Go through the records and show each line where the word "There" occurs.

*Materials provided*.
-----

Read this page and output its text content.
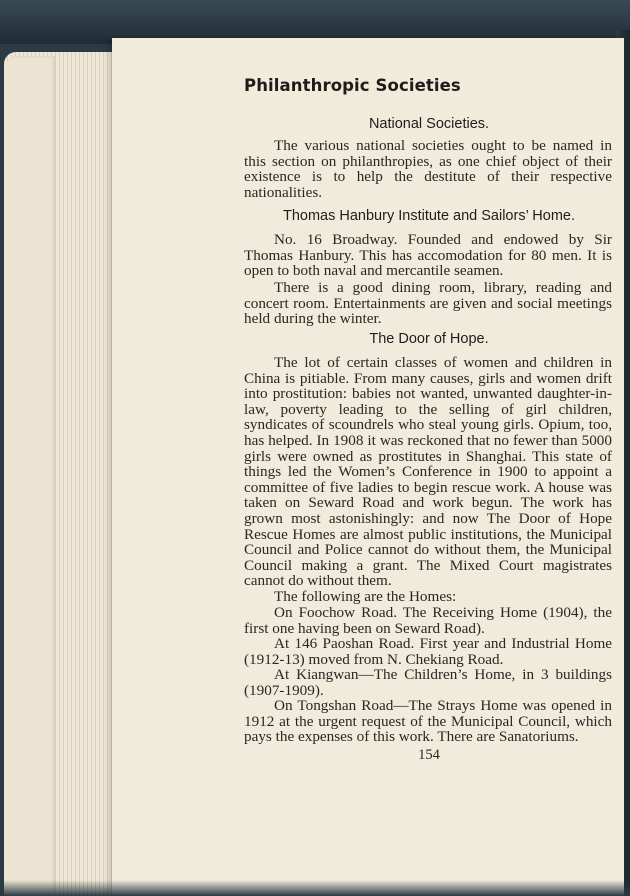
Philanthropic Societies
National Societies.

The various national societies ought to be named in this section on philanthropies, as one chief object of their existence is to help the destitute of their respective nationalities.

Thomas Hanbury Institute and Sailors’ Home.

No. 16 Broadway. Founded and endowed by Sir Thomas Hanbury. This has accomodation for 80 men. It is open to both naval and mercantile seamen.

There is a good dining room, library, reading and concert room. Entertainments are given and social meetings held during the winter.

The Door of Hope.

The lot of certain classes of women and children in China is pitiable. From many causes, girls and women drift into prostitution: babies not wanted, unwanted daughter-in-law, poverty leading to the selling of girl children, syndicates of scoundrels who steal young girls. Opium, too, has helped. In 1908 it was reckoned that no fewer than 5000 girls were owned as prostitutes in Shanghai. This state of things led the Women’s Conference in 1900 to appoint a committee of five ladies to begin rescue work. A house was taken on Seward Road and work begun. The work has grown most astonishingly: and now The Door of Hope Rescue Homes are almost public institutions, the Municipal Council and Police cannot do without them, the Municipal Council making a grant. The Mixed Court magistrates cannot do without them.

The following are the Homes:

On Foochow Road. The Receiving Home (1904), the first one having been on Seward Road).

At 146 Paoshan Road. First year and Industrial Home (1912-13) moved from N. Chekiang Road.

At Kiangwan—The Children’s Home, in 3 buildings (1907-1909).

On Tongshan Road—The Strays Home was opened in 1912 at the urgent request of the Municipal Council, which pays the expenses of this work. There are Sanatoriums.

154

-----

*Exercise answer*.
There is a good dining room, library, reading and concert room. Entertainments are given and social meetings held during the winter.
On Tongshan Road—The Strays Home was opened in 1912 at the urgent request of the Municipal Council, which pays the expenses of this work. There are Sanatoriums.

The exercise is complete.